• [TASK DIRECTIONS] Copy each line of the records that contains the word "мероприятий".

• [SUPPLIED MATERIAL]
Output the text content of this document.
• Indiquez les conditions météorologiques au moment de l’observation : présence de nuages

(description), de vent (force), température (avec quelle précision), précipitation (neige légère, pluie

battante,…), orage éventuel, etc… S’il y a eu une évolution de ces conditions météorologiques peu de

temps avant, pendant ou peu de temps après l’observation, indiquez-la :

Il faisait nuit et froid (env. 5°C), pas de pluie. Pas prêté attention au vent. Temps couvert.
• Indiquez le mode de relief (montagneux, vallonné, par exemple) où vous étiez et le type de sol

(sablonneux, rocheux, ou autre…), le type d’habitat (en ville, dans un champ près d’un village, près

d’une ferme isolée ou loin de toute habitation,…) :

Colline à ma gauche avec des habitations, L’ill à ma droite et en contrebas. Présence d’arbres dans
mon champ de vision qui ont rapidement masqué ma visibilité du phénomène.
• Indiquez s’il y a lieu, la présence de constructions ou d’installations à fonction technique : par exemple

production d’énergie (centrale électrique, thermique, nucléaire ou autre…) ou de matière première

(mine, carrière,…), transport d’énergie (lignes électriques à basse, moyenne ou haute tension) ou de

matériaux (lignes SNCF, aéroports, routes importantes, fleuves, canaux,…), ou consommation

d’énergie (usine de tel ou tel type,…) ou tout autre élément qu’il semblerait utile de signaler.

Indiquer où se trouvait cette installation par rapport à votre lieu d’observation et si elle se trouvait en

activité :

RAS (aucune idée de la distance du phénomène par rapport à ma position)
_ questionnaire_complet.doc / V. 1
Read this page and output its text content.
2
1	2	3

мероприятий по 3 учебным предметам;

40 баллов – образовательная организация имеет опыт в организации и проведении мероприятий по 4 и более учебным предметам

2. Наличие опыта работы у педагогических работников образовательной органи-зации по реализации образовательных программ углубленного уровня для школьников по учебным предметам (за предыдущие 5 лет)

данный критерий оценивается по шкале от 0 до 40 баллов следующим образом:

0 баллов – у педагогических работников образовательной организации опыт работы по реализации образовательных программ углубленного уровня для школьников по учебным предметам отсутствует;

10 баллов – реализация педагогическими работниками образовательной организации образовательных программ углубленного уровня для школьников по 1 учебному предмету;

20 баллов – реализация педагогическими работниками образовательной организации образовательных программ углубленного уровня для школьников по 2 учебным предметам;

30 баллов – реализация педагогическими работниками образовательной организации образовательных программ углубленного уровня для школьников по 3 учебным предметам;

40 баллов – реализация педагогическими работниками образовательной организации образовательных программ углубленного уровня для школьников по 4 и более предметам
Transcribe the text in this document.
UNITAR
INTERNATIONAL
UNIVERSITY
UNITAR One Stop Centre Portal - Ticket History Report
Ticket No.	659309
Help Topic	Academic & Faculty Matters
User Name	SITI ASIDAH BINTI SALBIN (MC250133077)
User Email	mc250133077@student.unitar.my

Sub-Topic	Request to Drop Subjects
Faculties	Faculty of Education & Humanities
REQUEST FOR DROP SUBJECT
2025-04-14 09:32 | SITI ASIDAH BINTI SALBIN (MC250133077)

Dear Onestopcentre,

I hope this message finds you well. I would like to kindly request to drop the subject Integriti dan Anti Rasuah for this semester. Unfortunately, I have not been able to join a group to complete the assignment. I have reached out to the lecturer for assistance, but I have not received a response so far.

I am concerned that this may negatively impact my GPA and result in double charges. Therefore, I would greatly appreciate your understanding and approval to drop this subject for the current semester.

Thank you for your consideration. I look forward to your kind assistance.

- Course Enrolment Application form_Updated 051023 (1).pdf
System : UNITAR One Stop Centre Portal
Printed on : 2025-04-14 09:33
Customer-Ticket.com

• [ANSWER FOR THE TASK]
мероприятий по 3 учебным предметам;
40 баллов – образовательная организация имеет опыт в организации и проведении мероприятий по 4 и более учебным предметам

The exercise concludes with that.